### EXERCISE REQUIREMENTS
The listing beneath should be written out in full, exactly as shown.
-- Begin GIVEN DATA --
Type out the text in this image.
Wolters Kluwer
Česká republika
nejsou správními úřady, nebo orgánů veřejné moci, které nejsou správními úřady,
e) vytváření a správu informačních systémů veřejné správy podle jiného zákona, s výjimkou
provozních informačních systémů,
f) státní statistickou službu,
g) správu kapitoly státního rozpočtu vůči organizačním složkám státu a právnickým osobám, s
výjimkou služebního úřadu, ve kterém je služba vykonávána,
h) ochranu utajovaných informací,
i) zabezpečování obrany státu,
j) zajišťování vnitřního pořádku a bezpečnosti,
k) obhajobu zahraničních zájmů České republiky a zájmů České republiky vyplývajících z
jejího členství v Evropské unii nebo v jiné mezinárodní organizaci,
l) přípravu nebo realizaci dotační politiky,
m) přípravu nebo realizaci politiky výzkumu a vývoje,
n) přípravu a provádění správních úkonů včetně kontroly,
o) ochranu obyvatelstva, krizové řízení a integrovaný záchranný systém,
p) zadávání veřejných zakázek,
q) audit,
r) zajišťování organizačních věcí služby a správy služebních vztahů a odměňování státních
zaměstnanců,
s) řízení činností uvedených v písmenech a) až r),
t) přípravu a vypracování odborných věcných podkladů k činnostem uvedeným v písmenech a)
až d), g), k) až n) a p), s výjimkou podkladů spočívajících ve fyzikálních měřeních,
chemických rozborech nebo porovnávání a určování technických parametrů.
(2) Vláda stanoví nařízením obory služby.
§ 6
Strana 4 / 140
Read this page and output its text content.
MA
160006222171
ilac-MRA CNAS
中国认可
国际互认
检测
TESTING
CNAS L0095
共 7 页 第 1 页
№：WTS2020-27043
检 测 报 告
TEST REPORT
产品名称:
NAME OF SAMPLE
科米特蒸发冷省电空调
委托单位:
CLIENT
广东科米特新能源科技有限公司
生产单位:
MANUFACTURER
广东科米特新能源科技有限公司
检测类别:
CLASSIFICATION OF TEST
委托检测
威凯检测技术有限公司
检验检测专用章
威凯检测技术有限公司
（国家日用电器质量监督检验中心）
-- End GIVEN DATA --
### WRITTEN ANSWER
Type out the text in this image.
Wolters Kluwer
Česká republika
nejsou správními úřady, nebo orgánů veřejné moci, které nejsou správními úřady,
e) vytváření a správu informačních systémů veřejné správy podle jiného zákona, s výjimkou
provozních informačních systémů,
f) státní statistickou službu,
g) správu kapitoly státního rozpočtu vůči organizačním složkám státu a právnickým osobám, s
výjimkou služebního úřadu, ve kterém je služba vykonávána,
h) ochranu utajovaných informací,
i) zabezpečování obrany státu,
j) zajišťování vnitřního pořádku a bezpečnosti,
k) obhajobu zahraničních zájmů České republiky a zájmů České republiky vyplývajících z
jejího členství v Evropské unii nebo v jiné mezinárodní organizaci,
l) přípravu nebo realizaci dotační politiky,
m) přípravu nebo realizaci politiky výzkumu a vývoje,
n) přípravu a provádění správních úkonů včetně kontroly,
o) ochranu obyvatelstva, krizové řízení a integrovaný záchranný systém,
p) zadávání veřejných zakázek,
q) audit,
r) zajišťování organizačních věcí služby a správy služebních vztahů a odměňování státních
zaměstnanců,
s) řízení činností uvedených v písmenech a) až r),
t) přípravu a vypracování odborných věcných podkladů k činnostem uvedeným v písmenech a)
až d), g), k) až n) a p), s výjimkou podkladů spočívajících ve fyzikálních měřeních,
chemických rozborech nebo porovnávání a určování technických parametrů.
(2) Vláda stanoví nařízením obory služby.
§ 6
Strana 4 / 140
Read this page and output its text content.
MA
160006222171
ilac-MRA CNAS
中国认可
国际互认
检测
TESTING
CNAS L0095
共 7 页 第 1 页
№：WTS2020-27043
检 测 报 告
TEST REPORT
产品名称:
NAME OF SAMPLE
科米特蒸发冷省电空调
委托单位:
CLIENT
广东科米特新能源科技有限公司
生产单位:
MANUFACTURER
广东科米特新能源科技有限公司
检测类别:
CLASSIFICATION OF TEST
委托检测
威凯检测技术有限公司
检验检测专用章
威凯检测技术有限公司
（国家日用电器质量监督检验中心）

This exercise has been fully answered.